* _Task requirements_: Show all lines from the listing below that contain "earth".

--- START Supplied data ---

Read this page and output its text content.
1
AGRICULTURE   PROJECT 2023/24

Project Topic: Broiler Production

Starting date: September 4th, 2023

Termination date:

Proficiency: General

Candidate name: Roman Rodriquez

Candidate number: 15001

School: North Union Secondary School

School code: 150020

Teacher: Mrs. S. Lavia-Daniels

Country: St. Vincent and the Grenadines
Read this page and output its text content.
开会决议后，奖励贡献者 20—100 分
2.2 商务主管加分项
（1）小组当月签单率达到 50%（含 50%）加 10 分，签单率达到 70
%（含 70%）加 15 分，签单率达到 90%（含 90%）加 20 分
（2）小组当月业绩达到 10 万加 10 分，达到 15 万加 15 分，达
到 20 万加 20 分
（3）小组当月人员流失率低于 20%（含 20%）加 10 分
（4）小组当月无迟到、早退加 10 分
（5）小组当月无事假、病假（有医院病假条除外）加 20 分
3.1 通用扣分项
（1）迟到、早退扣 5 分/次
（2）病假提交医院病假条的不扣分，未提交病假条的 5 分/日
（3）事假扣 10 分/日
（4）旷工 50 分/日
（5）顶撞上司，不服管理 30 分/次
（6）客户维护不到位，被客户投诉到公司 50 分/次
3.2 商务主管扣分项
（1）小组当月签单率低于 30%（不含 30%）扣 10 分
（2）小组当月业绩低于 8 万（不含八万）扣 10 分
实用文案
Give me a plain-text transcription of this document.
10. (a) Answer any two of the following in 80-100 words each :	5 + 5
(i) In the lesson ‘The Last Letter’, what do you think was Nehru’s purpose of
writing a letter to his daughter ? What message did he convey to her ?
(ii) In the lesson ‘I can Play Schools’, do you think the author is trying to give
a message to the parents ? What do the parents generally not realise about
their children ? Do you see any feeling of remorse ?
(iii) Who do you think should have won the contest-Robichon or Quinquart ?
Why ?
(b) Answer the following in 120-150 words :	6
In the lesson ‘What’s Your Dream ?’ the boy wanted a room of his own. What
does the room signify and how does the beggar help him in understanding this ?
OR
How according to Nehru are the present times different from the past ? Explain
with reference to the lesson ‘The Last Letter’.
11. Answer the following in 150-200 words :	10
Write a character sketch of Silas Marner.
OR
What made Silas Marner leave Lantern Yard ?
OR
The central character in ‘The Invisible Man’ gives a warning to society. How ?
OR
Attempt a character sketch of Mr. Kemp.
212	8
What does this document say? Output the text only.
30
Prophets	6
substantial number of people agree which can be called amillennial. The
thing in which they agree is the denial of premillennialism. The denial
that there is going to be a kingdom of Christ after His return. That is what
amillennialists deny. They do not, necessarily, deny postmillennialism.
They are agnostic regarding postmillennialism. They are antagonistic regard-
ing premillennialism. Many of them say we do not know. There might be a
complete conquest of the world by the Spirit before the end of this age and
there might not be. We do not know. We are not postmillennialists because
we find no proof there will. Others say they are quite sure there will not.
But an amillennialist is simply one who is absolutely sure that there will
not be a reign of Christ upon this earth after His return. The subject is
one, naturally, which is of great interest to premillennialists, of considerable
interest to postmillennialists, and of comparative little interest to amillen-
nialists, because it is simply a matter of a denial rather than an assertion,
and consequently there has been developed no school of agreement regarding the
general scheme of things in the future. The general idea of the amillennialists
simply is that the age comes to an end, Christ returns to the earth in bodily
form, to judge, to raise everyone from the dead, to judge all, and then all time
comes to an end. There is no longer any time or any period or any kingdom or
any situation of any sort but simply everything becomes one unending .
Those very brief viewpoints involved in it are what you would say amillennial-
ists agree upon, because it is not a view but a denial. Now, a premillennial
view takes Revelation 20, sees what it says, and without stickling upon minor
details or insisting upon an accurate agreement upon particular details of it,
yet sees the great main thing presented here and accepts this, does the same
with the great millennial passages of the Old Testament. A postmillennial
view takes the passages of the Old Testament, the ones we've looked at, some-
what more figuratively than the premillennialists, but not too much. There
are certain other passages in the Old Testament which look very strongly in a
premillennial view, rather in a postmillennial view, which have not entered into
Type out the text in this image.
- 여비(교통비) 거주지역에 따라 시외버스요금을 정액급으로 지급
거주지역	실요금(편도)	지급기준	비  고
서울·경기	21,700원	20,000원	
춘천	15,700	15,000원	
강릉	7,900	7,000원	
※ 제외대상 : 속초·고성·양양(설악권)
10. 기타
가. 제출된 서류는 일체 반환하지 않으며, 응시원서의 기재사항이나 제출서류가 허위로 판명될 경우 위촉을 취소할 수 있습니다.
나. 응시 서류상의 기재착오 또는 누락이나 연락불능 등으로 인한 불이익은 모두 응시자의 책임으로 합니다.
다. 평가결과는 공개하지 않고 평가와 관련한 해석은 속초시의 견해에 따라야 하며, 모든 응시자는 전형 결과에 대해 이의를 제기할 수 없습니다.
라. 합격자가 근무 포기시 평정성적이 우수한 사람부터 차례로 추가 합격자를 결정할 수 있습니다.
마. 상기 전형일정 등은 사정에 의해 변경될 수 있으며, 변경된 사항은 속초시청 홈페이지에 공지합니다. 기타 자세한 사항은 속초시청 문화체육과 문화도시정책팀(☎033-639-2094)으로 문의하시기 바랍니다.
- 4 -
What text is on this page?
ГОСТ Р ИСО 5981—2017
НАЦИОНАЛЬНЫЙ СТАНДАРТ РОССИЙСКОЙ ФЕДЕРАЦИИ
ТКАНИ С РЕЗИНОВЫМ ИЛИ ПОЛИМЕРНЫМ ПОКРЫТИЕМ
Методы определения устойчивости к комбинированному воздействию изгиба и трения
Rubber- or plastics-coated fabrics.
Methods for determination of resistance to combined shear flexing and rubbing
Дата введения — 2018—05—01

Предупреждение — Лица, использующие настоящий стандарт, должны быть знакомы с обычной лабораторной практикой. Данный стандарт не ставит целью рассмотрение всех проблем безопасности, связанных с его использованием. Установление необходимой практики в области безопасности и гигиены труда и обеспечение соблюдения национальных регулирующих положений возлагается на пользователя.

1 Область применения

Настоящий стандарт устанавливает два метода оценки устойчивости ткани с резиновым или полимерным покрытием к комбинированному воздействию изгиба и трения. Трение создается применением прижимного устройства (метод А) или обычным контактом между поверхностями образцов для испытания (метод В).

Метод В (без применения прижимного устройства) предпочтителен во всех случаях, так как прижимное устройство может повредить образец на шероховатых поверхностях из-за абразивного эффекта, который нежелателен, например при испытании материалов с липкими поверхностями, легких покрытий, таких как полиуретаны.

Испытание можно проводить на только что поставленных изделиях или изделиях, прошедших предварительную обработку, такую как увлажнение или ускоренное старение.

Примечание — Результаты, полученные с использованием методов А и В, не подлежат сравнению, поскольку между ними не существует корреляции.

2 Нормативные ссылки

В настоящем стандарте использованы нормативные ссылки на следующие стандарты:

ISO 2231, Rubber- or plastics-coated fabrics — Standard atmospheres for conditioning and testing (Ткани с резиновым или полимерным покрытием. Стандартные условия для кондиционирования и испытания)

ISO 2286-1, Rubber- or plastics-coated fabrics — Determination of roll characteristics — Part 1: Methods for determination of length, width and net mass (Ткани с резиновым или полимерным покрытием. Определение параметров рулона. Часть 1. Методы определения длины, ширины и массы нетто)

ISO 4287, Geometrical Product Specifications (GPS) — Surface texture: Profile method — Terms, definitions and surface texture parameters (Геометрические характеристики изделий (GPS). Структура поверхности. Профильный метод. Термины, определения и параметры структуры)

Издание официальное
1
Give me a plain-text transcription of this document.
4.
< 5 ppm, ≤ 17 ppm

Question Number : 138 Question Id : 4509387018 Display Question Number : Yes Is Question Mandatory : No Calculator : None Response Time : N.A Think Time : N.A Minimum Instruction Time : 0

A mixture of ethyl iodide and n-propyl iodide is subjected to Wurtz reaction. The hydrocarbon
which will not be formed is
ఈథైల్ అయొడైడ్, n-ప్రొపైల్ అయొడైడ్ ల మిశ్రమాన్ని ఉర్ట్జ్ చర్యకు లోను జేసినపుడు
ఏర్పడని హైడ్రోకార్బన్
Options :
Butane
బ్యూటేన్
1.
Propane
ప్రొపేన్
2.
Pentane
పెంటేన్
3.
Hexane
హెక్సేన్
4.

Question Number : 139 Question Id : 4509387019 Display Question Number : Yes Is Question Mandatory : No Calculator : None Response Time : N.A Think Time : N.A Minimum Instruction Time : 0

--- END Supplied data ---

* _Response_:
not be a reign of Christ upon this earth after His return. The subject is
simply is that the age comes to an end, Christ returns to the earth in bodily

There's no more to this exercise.